[Figure contents as structured data]
-=-=-

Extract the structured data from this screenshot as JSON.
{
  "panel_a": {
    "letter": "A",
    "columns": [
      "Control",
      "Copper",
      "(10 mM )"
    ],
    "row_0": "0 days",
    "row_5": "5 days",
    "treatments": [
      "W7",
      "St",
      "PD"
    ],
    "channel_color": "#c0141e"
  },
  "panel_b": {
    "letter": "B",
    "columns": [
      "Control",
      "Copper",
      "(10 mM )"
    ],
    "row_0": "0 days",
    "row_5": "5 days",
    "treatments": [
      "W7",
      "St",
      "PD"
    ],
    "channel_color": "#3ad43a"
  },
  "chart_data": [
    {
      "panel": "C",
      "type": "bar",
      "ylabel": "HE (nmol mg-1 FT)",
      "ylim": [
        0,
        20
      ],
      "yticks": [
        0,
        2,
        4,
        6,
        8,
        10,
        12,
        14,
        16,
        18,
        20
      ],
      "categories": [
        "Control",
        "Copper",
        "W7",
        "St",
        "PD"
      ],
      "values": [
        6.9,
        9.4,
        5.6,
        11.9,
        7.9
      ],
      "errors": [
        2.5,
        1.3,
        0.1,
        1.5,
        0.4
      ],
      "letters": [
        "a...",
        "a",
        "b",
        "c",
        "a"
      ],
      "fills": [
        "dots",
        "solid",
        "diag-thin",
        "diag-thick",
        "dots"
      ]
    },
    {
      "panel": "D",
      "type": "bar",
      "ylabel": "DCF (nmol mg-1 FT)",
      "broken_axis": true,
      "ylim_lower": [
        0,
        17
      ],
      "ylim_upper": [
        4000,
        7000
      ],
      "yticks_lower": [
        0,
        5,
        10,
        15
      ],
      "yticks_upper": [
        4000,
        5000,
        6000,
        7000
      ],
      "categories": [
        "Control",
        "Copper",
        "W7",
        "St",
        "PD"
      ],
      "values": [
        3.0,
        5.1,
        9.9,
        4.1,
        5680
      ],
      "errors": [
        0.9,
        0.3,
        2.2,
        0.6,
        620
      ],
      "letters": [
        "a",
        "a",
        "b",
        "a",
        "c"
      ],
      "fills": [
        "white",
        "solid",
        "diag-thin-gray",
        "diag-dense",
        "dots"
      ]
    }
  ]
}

-=-=-

### The problem
All of the entries above must be quoted exactly.

### Solution below
Extract the structured data from this screenshot as JSON.
{
  "panel_a": {
    "letter": "A",
    "columns": [
      "Control",
      "Copper",
      "(10 mM )"
    ],
    "row_0": "0 days",
    "row_5": "5 days",
    "treatments": [
      "W7",
      "St",
      "PD"
    ],
    "channel_color": "#c0141e"
  },
  "panel_b": {
    "letter": "B",
    "columns": [
      "Control",
      "Copper",
      "(10 mM )"
    ],
    "row_0": "0 days",
    "row_5": "5 days",
    "treatments": [
      "W7",
      "St",
      "PD"
    ],
    "channel_color": "#3ad43a"
  },
  "chart_data": [
    {
      "panel": "C",
      "type": "bar",
      "ylabel": "HE (nmol mg-1 FT)",
      "ylim": [
        0,
        20
      ],
      "yticks": [
        0,
        2,
        4,
        6,
        8,
        10,
        12,
        14,
        16,
        18,
        20
      ],
      "categories": [
        "Control",
        "Copper",
        "W7",
        "St",
        "PD"
      ],
      "values": [
        6.9,
        9.4,
        5.6,
        11.9,
        7.9
      ],
      "errors": [
        2.5,
        1.3,
        0.1,
        1.5,
        0.4
      ],
      "letters": [
        "a...",
        "a",
        "b",
        "c",
        "a"
      ],
      "fills": [
        "dots",
        "solid",
        "diag-thin",
        "diag-thick",
        "dots"
      ]
    },
    {
      "panel": "D",
      "type": "bar",
      "ylabel": "DCF (nmol mg-1 FT)",
      "broken_axis": true,
      "ylim_lower": [
        0,
        17
      ],
      "ylim_upper": [
        4000,
        7000
      ],
      "yticks_lower": [
        0,
        5,
        10,
        15
      ],
      "yticks_upper": [
        4000,
        5000,
        6000,
        7000
      ],
      "categories": [
        "Control",
        "Copper",
        "W7",
        "St",
        "PD"
      ],
      "values": [
        3.0,
        5.1,
        9.9,
        4.1,
        5680
      ],
      "errors": [
        0.9,
        0.3,
        2.2,
        0.6,
        620
      ],
      "letters": [
        "a",
        "a",
        "b",
        "a",
        "c"
      ],
      "fills": [
        "white",
        "solid",
        "diag-thin-gray",
        "diag-dense",
        "dots"
      ]
    }
  ]
}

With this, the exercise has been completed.